INPUT DATA start

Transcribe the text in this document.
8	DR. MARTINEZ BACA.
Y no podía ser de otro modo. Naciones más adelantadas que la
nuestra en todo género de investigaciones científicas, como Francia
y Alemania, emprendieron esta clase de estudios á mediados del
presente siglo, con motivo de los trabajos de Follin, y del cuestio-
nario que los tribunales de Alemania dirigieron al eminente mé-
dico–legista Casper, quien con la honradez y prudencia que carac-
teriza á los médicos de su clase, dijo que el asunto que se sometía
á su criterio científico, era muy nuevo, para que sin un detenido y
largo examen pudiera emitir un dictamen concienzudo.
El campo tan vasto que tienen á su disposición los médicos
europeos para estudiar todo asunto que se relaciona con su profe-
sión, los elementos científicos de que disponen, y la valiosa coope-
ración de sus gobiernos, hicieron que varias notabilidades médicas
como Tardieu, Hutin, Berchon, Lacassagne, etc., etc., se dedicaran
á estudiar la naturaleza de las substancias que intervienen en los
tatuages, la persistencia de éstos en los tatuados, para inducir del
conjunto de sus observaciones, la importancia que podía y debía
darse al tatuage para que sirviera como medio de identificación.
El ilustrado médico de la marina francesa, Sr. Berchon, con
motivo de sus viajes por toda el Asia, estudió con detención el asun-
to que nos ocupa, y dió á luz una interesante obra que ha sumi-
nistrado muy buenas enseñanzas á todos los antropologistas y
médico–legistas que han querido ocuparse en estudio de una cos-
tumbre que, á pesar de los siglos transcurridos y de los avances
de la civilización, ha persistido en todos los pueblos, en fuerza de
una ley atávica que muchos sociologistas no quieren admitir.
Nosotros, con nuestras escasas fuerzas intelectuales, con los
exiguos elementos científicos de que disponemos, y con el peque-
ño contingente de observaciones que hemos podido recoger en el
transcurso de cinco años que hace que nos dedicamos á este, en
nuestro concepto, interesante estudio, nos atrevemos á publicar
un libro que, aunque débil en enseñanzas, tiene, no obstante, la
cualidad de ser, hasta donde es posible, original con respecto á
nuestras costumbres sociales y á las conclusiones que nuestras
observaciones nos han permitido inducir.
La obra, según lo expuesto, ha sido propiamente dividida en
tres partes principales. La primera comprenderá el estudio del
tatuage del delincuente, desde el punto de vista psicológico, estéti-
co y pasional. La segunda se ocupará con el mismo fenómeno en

INPUT DATA end

#### EXERCISE OBJECTIVE:
Find each line with the string "inducir" and copy it out.

#### REPLY:
tatuages, la persistencia de éstos en los tatuados, para inducir del
observaciones nos han permitido inducir.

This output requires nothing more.